### READING PASSAGE:
↓

Author: Diego Caballero (dcaballe)

Changes

This PR is part of the last step to remove vector.extractelement and vector.insertelement ops.
It updates the Sparse Vectorizer to use vector.extract and vector.insert instead of
vector.extractelement and vector.insertelement.


Full diff: https://github.com/llvm/llvm-project/pull/143270.diff

5 Files Affected:

  • (modified) mlir/lib/Dialect/SparseTensor/Transforms/SparseVectorization.cpp (+37-20)
  • (modified) mlir/test/Dialect/SparseTensor/minipipeline_vector.mlir (+1-1)
  • (modified) mlir/test/Dialect/SparseTensor/sparse_vector.mlir (+3-3)
  • (modified) mlir/test/Dialect/SparseTensor/sparse_vector_chain.mlir (+1-1)
  • (modified) mlir/test/Dialect/SparseTensor/vectorize_reduction.mlir (+5-5)
diff --git a/mlir/lib/Dialect/SparseTensor/Transforms/SparseVectorization.cpp b/mlir/lib/Dialect/SparseTensor/Transforms/SparseVectorization.cpp
index 3d963dea2f572..482720ba8aed1 100644
--- a/mlir/lib/Dialect/SparseTensor/Transforms/SparseVectorization.cpp
+++ b/mlir/lib/Dialect/SparseTensor/Transforms/SparseVectorization.cpp
@@ -198,12 +198,12 @@ static Value genVectorReducInit(PatternRewriter &rewriter, Location loc,
   case vector::CombiningKind::ADD:
   case vector::CombiningKind::XOR:
     // Initialize reduction vector to: | 0 | .. | 0 | r |
-    return rewriter.create<vector::InsertElementOp>(
+    return rewriter.create<vector::InsertOp>(
         loc, r, constantZero(rewriter, loc, vtp),
         constantIndex(rewriter, loc, 0));
   case vector::CombiningKind::MUL:
     // Initialize reduction vector to: | 1 | .. | 1 | r |
-    return rewriter.create<vector::InsertElementOp>(
+    return rewriter.create<vector::InsertOp>(
         loc, r, constantOne(rewriter, loc, vtp),
         constantIndex(rewriter, loc, 0));
   case vector::CombiningKind::AND:
@@ -628,31 +628,48 @@ struct ForOpRewriter : public OpRewritePattern<scf::ForOp> {
   const VL vl;
 };
 
+static LogicalResult cleanReducChain(PatternRewriter &rewriter, Operation *op,
+                                     Value inp) {
+  if (auto redOp = inp.getDefiningOp<vector::ReductionOp>()) {
+    if (auto forOp = redOp.getVector().getDefiningOp<scf::ForOp>()) {
+      if (forOp->hasAttr(LoopEmitter::getLoopEmitterLoopAttrName())) {
+        rewriter.replaceOp(op, redOp.getVector());
+        return success();
+      }
+    }
+  }
+  return failure();
+}
+
 /// Reduction chain cleanup.

↑

### COMPLETE THE FOLLOWING:
A. Answer these questions about the Sparse Vectorizer pull request, using only what it states:
(i) Which ops does the Sparse Vectorizer use in place of vector.extractelement and vector.insertelement after this change?
(ii) How many files does the change affect?
(iii) In the MUL case, what does the comment say the reduction vector is initialized to?
B. Pick up the Sparse Vectorizer pull request diff right after its last line and continue it.

### EXTRACTED RECORDS:
↓

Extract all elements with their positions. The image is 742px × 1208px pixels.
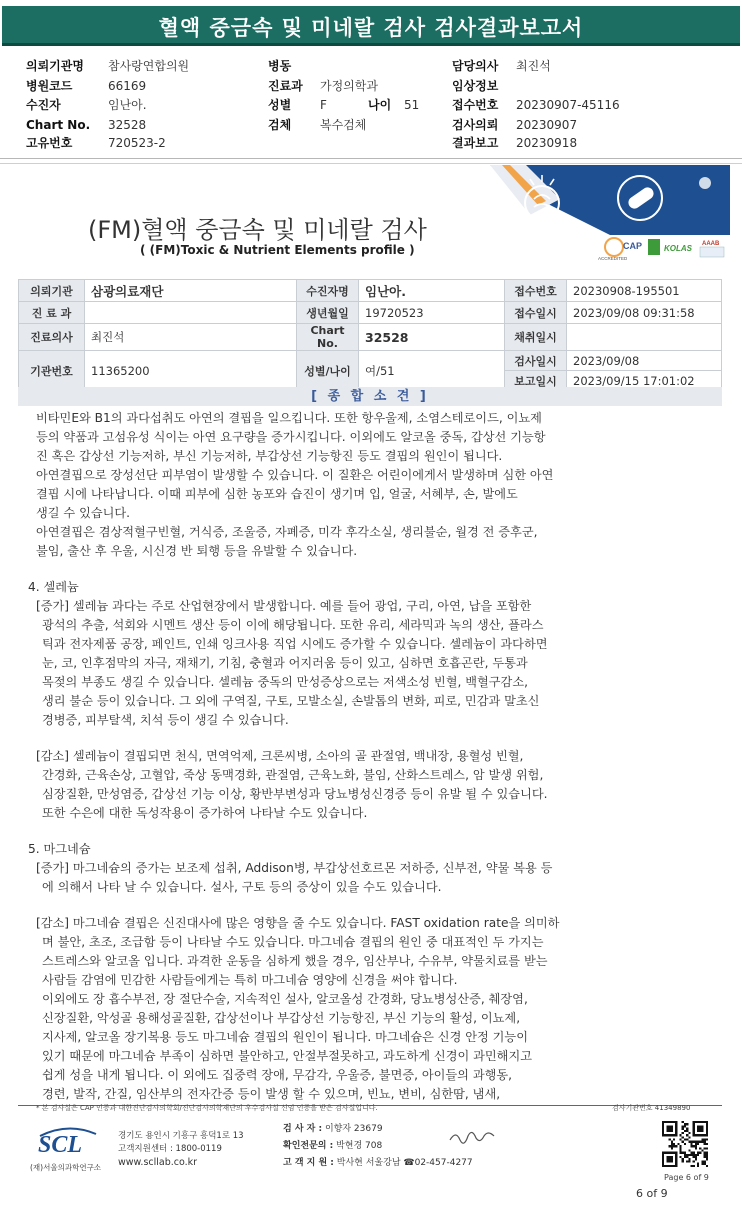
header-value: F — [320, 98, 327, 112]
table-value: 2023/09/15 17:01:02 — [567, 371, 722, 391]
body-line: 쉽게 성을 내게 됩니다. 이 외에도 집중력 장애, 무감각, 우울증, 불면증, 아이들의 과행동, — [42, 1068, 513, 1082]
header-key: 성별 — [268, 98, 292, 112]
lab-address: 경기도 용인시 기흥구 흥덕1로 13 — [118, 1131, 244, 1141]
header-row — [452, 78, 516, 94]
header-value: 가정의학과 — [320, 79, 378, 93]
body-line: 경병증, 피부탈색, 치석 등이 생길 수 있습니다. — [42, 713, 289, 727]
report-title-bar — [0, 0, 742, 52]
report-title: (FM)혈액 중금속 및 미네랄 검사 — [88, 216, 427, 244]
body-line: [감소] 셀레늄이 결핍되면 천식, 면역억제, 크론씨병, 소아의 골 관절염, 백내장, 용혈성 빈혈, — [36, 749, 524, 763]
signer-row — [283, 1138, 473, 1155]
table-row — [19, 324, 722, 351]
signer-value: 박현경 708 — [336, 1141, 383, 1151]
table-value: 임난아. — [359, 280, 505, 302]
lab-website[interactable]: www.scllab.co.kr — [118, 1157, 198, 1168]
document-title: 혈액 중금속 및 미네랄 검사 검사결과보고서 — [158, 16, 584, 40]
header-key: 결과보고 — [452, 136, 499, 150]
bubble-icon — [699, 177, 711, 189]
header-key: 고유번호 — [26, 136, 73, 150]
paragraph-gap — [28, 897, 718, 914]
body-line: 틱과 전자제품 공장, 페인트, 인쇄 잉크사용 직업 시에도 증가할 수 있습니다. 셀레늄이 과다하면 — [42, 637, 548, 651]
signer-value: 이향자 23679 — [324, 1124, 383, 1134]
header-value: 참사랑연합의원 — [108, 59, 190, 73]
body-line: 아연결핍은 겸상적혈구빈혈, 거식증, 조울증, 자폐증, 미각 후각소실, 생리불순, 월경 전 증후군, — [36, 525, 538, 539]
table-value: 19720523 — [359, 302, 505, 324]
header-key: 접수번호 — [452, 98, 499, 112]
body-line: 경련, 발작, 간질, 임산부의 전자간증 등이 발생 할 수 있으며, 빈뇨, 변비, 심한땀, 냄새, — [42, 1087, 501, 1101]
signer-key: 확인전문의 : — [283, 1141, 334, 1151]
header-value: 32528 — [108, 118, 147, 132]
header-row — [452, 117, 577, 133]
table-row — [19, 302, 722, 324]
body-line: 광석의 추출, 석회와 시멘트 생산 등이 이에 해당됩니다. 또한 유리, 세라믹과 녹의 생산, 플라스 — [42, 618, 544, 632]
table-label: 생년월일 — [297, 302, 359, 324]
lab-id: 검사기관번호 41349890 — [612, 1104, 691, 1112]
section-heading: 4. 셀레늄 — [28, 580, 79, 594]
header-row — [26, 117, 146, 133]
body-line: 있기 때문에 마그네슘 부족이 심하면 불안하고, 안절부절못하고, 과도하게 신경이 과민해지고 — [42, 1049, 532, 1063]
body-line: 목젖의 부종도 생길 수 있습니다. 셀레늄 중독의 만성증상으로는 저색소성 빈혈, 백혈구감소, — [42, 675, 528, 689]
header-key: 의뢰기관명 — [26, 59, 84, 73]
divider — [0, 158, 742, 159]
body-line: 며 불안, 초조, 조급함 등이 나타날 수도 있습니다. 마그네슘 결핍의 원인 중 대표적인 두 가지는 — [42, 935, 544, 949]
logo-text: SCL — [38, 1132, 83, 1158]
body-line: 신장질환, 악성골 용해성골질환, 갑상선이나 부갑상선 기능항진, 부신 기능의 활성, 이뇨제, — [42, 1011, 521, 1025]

↑

### ANSWERS BELOW:
A.
(i) vector.extract and vector.insert
(ii) 5
(iii) | 1 | .. | 1 | r |

B.
 ///   v = for { }
-///   s = vsum(v)               v = for { }
-///   u = expand(s)       ->    for (v) { }
+///   s = vsum(v)                  v = for { }
+///   u = broadcast(s)       ->    for (v) { }
 ///   for (u) { }
-template <typename VectorOp>
-struct ReducChainRewriter : public OpRewritePattern<VectorOp> {
+struct ReducChainBroadcastRewriter : public OpRewritePattern<vector::BroadcastOp> {
 public:
-  using OpRewritePattern<VectorOp>::OpRewritePattern;
+  using OpRewritePattern<vector::BroadcastOp>::OpRewritePattern;
 
-  LogicalResult matchAndRewrite(VectorOp op,
+  LogicalResult matchAndRewrite(vector::BroadcastOp op,
                                 PatternRewriter &rewriter) const override {
-    Value inp = op.getSource();
-    if (auto redOp = inp.getDefiningOp<vector::ReductionOp>()) {
-      if (auto forOp = redOp.getVector().getDefiningOp<scf::ForOp>()) {
-        if (forOp->hasAttr(LoopEmitter::getLoopEmitterLoopAttrName())) {
-          rewriter.replaceOp(op, redOp.getVector());
-          return success();
-        }
-      }
-    }
-    return failure();
+    return cleanReducChain(rewriter, op, op.getSource());
   }
 };
 
+/// Reduction chain cleanup.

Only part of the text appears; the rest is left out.